__Required work__
Output the material beneath this task exactly, images excluded.

__Data entries__
==*==
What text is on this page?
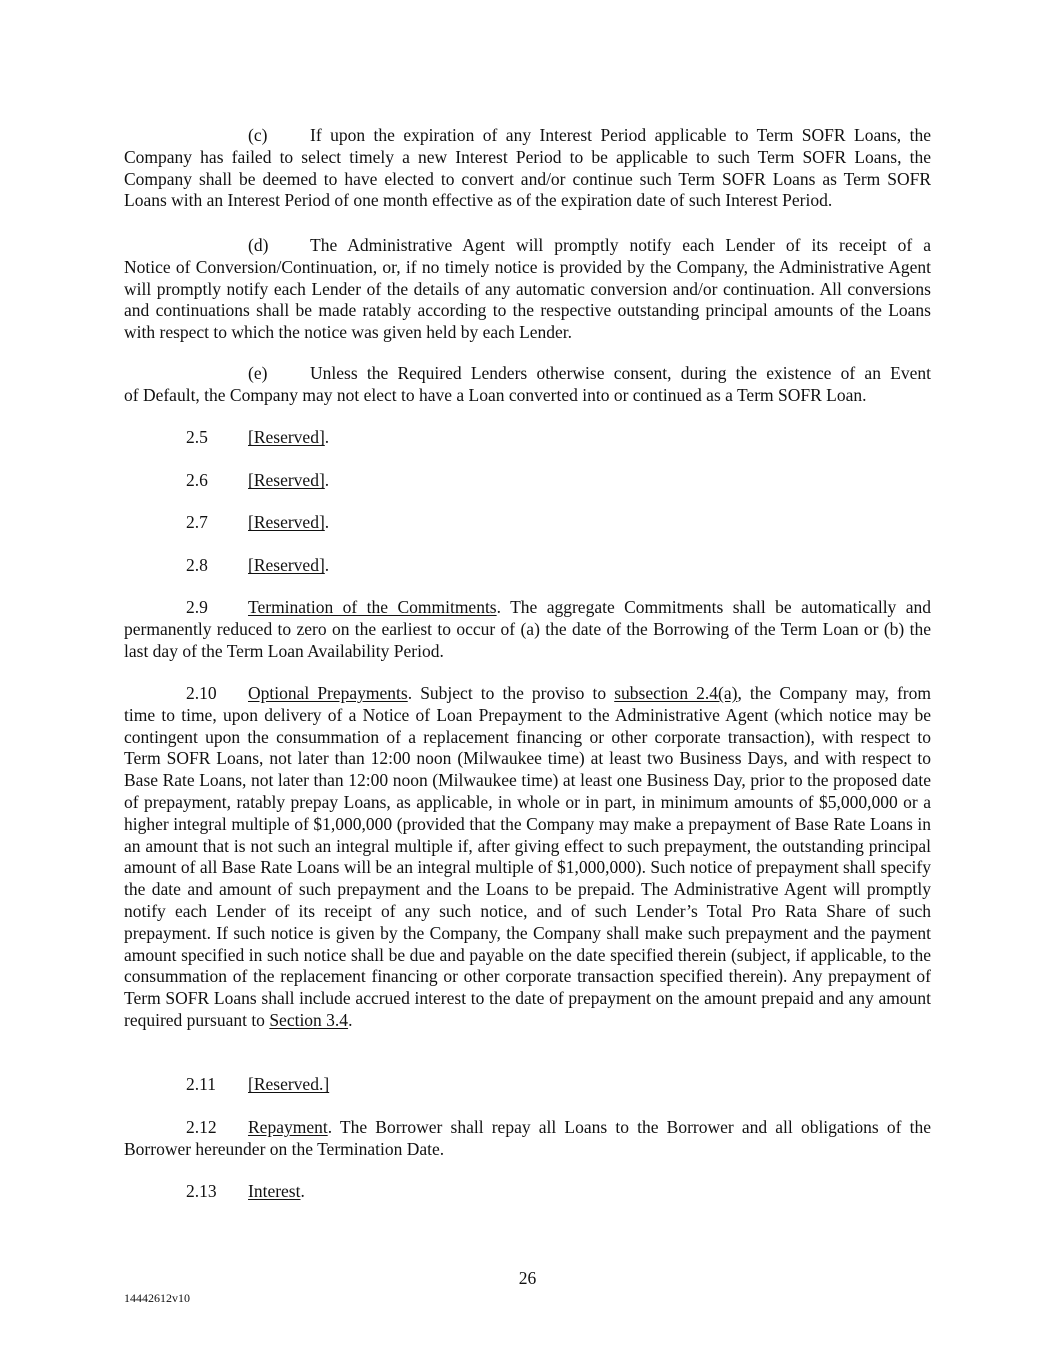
(c) If upon the expiration of any Interest Period applicable to Term SOFR Loans, the

Company has failed to select timely a new Interest Period to be applicable to such Term SOFR Loans, the Company shall be deemed to have elected to convert and/or continue such Term SOFR Loans as Term SOFR Loans with an Interest Period of one month effective as of the expiration date of such Interest Period.

(d) The Administrative Agent will promptly notify each Lender of its receipt of a

Notice of Conversion/Continuation, or, if no timely notice is provided by the Company, the Administrative Agent will promptly notify each Lender of the details of any automatic conversion and/or continuation. All conversions and continuations shall be made ratably according to the respective outstanding principal amounts of the Loans with respect to which the notice was given held by each Lender.

(e) Unless the Required Lenders otherwise consent, during the existence of an Event

of Default, the Company may not elect to have a Loan converted into or continued as a Term SOFR Loan.

2.5 [Reserved].

2.6 [Reserved].

2.7 [Reserved].

2.8 [Reserved].

2.9 Termination of the Commitments. The aggregate Commitments shall be automatically and

permanently reduced to zero on the earliest to occur of (a) the date of the Borrowing of the Term Loan or (b) the last day of the Term Loan Availability Period.

2.10 Optional Prepayments. Subject to the proviso to subsection 2.4(a), the Company may, from

time to time, upon delivery of a Notice of Loan Prepayment to the Administrative Agent (which notice may be contingent upon the consummation of a replacement financing or other corporate transaction), with respect to Term SOFR Loans, not later than 12:00 noon (Milwaukee time) at least two Business Days, and with respect to Base Rate Loans, not later than 12:00 noon (Milwaukee time) at least one Business Day, prior to the proposed date of prepayment, ratably prepay Loans, as applicable, in whole or in part, in minimum amounts of $5,000,000 or a higher integral multiple of $1,000,000 (provided that the Company may make a prepayment of Base Rate Loans in an amount that is not such an integral multiple if, after giving effect to such prepayment, the outstanding principal amount of all Base Rate Loans will be an integral multiple of $1,000,000). Such notice of prepayment shall specify the date and amount of such prepayment and the Loans to be prepaid. The Administrative Agent will promptly notify each Lender of its receipt of any such notice, and of such Lender’s Total Pro Rata Share of such prepayment. If such notice is given by the Company, the Company shall make such prepayment and the payment amount specified in such notice shall be due and payable on the date specified therein (subject, if applicable, to the consummation of the replacement financing or other corporate transaction specified therein). Any prepayment of Term SOFR Loans shall include accrued interest to the date of prepayment on the amount prepaid and any amount required pursuant to Section 3.4.

2.11 [Reserved.]

2.12 Repayment. The Borrower shall repay all Loans to the Borrower and all obligations of the

Borrower hereunder on the Termination Date.

2.13 Interest.

26
14442612v10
==*==
__Output for this exercise__
What text is on this page?
(c) If upon the expiration of any Interest Period applicable to Term SOFR Loans, the

Company has failed to select timely a new Interest Period to be applicable to such Term SOFR Loans, the Company shall be deemed to have elected to convert and/or continue such Term SOFR Loans as Term SOFR Loans with an Interest Period of one month effective as of the expiration date of such Interest Period.

(d) The Administrative Agent will promptly notify each Lender of its receipt of a

Notice of Conversion/Continuation, or, if no timely notice is provided by the Company, the Administrative Agent will promptly notify each Lender of the details of any automatic conversion and/or continuation. All conversions and continuations shall be made ratably according to the respective outstanding principal amounts of the Loans with respect to which the notice was given held by each Lender.

(e) Unless the Required Lenders otherwise consent, during the existence of an Event

of Default, the Company may not elect to have a Loan converted into or continued as a Term SOFR Loan.

2.5 [Reserved].

2.6 [Reserved].

2.7 [Reserved].

2.8 [Reserved].

2.9 Termination of the Commitments. The aggregate Commitments shall be automatically and

permanently reduced to zero on the earliest to occur of (a) the date of the Borrowing of the Term Loan or (b) the last day of the Term Loan Availability Period.

2.10 Optional Prepayments. Subject to the proviso to subsection 2.4(a), the Company may, from

time to time, upon delivery of a Notice of Loan Prepayment to the Administrative Agent (which notice may be contingent upon the consummation of a replacement financing or other corporate transaction), with respect to Term SOFR Loans, not later than 12:00 noon (Milwaukee time) at least two Business Days, and with respect to Base Rate Loans, not later than 12:00 noon (Milwaukee time) at least one Business Day, prior to the proposed date of prepayment, ratably prepay Loans, as applicable, in whole or in part, in minimum amounts of $5,000,000 or a higher integral multiple of $1,000,000 (provided that the Company may make a prepayment of Base Rate Loans in an amount that is not such an integral multiple if, after giving effect to such prepayment, the outstanding principal amount of all Base Rate Loans will be an integral multiple of $1,000,000). Such notice of prepayment shall specify the date and amount of such prepayment and the Loans to be prepaid. The Administrative Agent will promptly notify each Lender of its receipt of any such notice, and of such Lender’s Total Pro Rata Share of such prepayment. If such notice is given by the Company, the Company shall make such prepayment and the payment amount specified in such notice shall be due and payable on the date specified therein (subject, if applicable, to the consummation of the replacement financing or other corporate transaction specified therein). Any prepayment of Term SOFR Loans shall include accrued interest to the date of prepayment on the amount prepaid and any amount required pursuant to Section 3.4.

2.11 [Reserved.]

2.12 Repayment. The Borrower shall repay all Loans to the Borrower and all obligations of the

Borrower hereunder on the Termination Date.

2.13 Interest.

26
14442612v10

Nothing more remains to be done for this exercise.